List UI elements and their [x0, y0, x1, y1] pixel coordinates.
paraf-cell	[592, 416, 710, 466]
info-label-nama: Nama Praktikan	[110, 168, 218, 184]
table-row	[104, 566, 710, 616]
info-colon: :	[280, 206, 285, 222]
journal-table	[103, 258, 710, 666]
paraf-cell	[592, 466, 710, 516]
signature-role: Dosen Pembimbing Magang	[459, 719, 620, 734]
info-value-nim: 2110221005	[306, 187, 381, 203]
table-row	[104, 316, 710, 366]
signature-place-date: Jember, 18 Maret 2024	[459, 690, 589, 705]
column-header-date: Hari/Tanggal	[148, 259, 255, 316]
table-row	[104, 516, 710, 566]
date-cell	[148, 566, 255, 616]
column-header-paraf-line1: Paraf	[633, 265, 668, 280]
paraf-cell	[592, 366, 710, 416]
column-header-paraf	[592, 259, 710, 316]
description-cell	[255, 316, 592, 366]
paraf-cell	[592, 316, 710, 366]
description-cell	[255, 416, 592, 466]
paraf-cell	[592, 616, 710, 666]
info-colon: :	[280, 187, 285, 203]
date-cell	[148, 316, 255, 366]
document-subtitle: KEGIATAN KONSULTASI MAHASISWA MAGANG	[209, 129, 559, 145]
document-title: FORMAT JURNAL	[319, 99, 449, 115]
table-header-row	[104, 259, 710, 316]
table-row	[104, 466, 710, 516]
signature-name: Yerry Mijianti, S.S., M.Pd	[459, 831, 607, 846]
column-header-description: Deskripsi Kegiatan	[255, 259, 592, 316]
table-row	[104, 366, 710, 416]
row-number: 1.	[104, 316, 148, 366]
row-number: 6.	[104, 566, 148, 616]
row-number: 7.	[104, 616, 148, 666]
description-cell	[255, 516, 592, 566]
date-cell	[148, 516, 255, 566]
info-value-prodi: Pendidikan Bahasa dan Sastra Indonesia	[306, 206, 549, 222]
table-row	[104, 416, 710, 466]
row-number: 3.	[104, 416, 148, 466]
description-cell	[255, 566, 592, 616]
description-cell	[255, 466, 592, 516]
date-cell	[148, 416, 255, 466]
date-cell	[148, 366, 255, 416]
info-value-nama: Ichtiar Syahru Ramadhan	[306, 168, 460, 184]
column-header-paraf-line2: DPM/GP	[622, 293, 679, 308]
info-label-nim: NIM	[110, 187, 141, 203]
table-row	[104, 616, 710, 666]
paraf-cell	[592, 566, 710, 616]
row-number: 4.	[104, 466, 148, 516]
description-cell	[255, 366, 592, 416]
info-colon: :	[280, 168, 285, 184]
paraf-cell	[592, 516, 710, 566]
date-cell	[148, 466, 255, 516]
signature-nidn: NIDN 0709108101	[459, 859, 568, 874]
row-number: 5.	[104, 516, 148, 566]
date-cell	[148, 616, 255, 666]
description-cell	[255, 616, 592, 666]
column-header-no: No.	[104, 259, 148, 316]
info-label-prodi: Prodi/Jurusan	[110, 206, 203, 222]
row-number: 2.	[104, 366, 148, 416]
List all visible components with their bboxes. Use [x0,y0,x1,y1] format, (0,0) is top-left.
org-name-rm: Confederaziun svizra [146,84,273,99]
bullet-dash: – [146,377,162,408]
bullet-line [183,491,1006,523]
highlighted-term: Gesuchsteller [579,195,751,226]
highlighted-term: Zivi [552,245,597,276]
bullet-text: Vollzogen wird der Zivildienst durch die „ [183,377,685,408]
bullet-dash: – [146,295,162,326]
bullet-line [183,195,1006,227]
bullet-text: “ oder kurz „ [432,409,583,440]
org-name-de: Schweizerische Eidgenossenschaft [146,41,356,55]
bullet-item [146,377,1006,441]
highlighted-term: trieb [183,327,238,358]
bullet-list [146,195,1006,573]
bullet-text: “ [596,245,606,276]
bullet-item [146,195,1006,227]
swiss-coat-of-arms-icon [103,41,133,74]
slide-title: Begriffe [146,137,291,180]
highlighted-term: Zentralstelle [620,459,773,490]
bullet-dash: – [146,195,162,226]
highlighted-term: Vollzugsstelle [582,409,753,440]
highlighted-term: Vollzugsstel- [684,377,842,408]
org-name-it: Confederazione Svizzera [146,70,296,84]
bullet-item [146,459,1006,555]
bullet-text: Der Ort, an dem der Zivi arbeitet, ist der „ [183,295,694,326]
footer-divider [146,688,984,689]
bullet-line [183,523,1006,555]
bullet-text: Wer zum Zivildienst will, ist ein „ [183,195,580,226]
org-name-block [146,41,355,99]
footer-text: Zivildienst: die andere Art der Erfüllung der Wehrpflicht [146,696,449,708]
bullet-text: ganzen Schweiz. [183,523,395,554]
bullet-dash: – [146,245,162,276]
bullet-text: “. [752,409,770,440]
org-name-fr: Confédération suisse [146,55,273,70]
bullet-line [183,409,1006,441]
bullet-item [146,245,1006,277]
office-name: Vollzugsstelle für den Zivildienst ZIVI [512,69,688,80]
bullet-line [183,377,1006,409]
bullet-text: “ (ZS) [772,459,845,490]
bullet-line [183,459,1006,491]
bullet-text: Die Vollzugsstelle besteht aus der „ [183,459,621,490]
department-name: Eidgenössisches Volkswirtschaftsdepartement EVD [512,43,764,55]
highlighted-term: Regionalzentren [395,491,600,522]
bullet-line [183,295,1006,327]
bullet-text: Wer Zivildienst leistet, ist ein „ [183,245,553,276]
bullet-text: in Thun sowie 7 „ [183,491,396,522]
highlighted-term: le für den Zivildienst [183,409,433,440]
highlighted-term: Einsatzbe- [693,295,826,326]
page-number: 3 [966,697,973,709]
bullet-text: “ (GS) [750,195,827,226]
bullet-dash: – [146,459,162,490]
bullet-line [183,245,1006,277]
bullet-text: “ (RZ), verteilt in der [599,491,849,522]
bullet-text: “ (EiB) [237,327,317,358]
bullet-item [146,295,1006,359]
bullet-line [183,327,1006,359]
+===+
» Work instructions
Return every line of the records above, unchanged and in the same order.

» Answer for this exercise
List UI elements and their [x0, y0, x1, y1] pixel coordinates.
paraf-cell	[592, 416, 710, 466]
info-label-nama: Nama Praktikan	[110, 168, 218, 184]
table-row	[104, 566, 710, 616]
info-colon: :	[280, 206, 285, 222]
journal-table	[103, 258, 710, 666]
paraf-cell	[592, 466, 710, 516]
signature-role: Dosen Pembimbing Magang	[459, 719, 620, 734]
info-value-nim: 2110221005	[306, 187, 381, 203]
table-row	[104, 316, 710, 366]
signature-place-date: Jember, 18 Maret 2024	[459, 690, 589, 705]
column-header-date: Hari/Tanggal	[148, 259, 255, 316]
table-row	[104, 516, 710, 566]
date-cell	[148, 566, 255, 616]
column-header-paraf-line1: Paraf	[633, 265, 668, 280]
paraf-cell	[592, 366, 710, 416]
column-header-paraf	[592, 259, 710, 316]
description-cell	[255, 316, 592, 366]
paraf-cell	[592, 316, 710, 366]
description-cell	[255, 416, 592, 466]
paraf-cell	[592, 616, 710, 666]
info-colon: :	[280, 187, 285, 203]
date-cell	[148, 316, 255, 366]
document-subtitle: KEGIATAN KONSULTASI MAHASISWA MAGANG	[209, 129, 559, 145]
document-title: FORMAT JURNAL	[319, 99, 449, 115]
table-header-row	[104, 259, 710, 316]
table-row	[104, 466, 710, 516]
signature-name: Yerry Mijianti, S.S., M.Pd	[459, 831, 607, 846]
column-header-description: Deskripsi Kegiatan	[255, 259, 592, 316]
table-row	[104, 366, 710, 416]
row-number: 1.	[104, 316, 148, 366]
row-number: 6.	[104, 566, 148, 616]
row-number: 7.	[104, 616, 148, 666]
description-cell	[255, 516, 592, 566]
date-cell	[148, 516, 255, 566]
info-value-prodi: Pendidikan Bahasa dan Sastra Indonesia	[306, 206, 549, 222]
table-row	[104, 416, 710, 466]
row-number: 3.	[104, 416, 148, 466]
description-cell	[255, 566, 592, 616]
description-cell	[255, 466, 592, 516]
date-cell	[148, 416, 255, 466]
date-cell	[148, 366, 255, 416]
info-value-nama: Ichtiar Syahru Ramadhan	[306, 168, 460, 184]
column-header-paraf-line2: DPM/GP	[622, 293, 679, 308]
info-label-nim: NIM	[110, 187, 141, 203]
table-row	[104, 616, 710, 666]
paraf-cell	[592, 566, 710, 616]
row-number: 4.	[104, 466, 148, 516]
description-cell	[255, 366, 592, 416]
info-colon: :	[280, 168, 285, 184]
paraf-cell	[592, 516, 710, 566]
date-cell	[148, 466, 255, 516]
signature-nidn: NIDN 0709108101	[459, 859, 568, 874]
row-number: 5.	[104, 516, 148, 566]
date-cell	[148, 616, 255, 666]
description-cell	[255, 616, 592, 666]
column-header-no: No.	[104, 259, 148, 316]
info-label-prodi: Prodi/Jurusan	[110, 206, 203, 222]
row-number: 2.	[104, 366, 148, 416]
List all visible components with their bboxes. Use [x0,y0,x1,y1] format, (0,0) is top-left.
org-name-rm: Confederaziun svizra [146,84,273,99]
bullet-dash: – [146,377,162,408]
bullet-line [183,491,1006,523]
highlighted-term: Gesuchsteller [579,195,751,226]
highlighted-term: Zivi [552,245,597,276]
bullet-text: Vollzogen wird der Zivildienst durch die „ [183,377,685,408]
bullet-dash: – [146,295,162,326]
bullet-line [183,195,1006,227]
bullet-text: “ oder kurz „ [432,409,583,440]
org-name-de: Schweizerische Eidgenossenschaft [146,41,356,55]
bullet-item [146,377,1006,441]
highlighted-term: trieb [183,327,238,358]
bullet-list [146,195,1006,573]
bullet-text: “ [596,245,606,276]
bullet-item [146,195,1006,227]
swiss-coat-of-arms-icon [103,41,133,74]
slide-title: Begriffe [146,137,291,180]
highlighted-term: Zentralstelle [620,459,773,490]
bullet-dash: – [146,195,162,226]
highlighted-term: Vollzugsstelle [582,409,753,440]
highlighted-term: Vollzugsstel- [684,377,842,408]
org-name-it: Confederazione Svizzera [146,70,296,84]
bullet-item [146,459,1006,555]
bullet-text: Der Ort, an dem der Zivi arbeitet, ist der „ [183,295,694,326]
footer-divider [146,688,984,689]
bullet-line [183,523,1006,555]
bullet-text: Wer zum Zivildienst will, ist ein „ [183,195,580,226]
org-name-block [146,41,355,99]
footer-text: Zivildienst: die andere Art der Erfüllung der Wehrpflicht [146,696,449,708]
bullet-text: ganzen Schweiz. [183,523,395,554]
bullet-dash: – [146,245,162,276]
bullet-text: “. [752,409,770,440]
org-name-fr: Confédération suisse [146,55,273,70]
bullet-line [183,409,1006,441]
bullet-item [146,245,1006,277]
office-name: Vollzugsstelle für den Zivildienst ZIVI [512,69,688,80]
bullet-line [183,377,1006,409]
bullet-text: “ (ZS) [772,459,845,490]
bullet-line [183,459,1006,491]
bullet-text: Die Vollzugsstelle besteht aus der „ [183,459,621,490]
department-name: Eidgenössisches Volkswirtschaftsdepartement EVD [512,43,764,55]
highlighted-term: Regionalzentren [395,491,600,522]
bullet-line [183,295,1006,327]
bullet-text: Wer Zivildienst leistet, ist ein „ [183,245,553,276]
bullet-text: in Thun sowie 7 „ [183,491,396,522]
highlighted-term: le für den Zivildienst [183,409,433,440]
highlighted-term: Einsatzbe- [693,295,826,326]
page-number: 3 [966,697,973,709]
bullet-text: “ (GS) [750,195,827,226]
bullet-dash: – [146,459,162,490]
bullet-line [183,245,1006,277]
bullet-text: “ (RZ), verteilt in der [599,491,849,522]
bullet-text: “ (EiB) [237,327,317,358]
bullet-item [146,295,1006,359]
bullet-line [183,327,1006,359]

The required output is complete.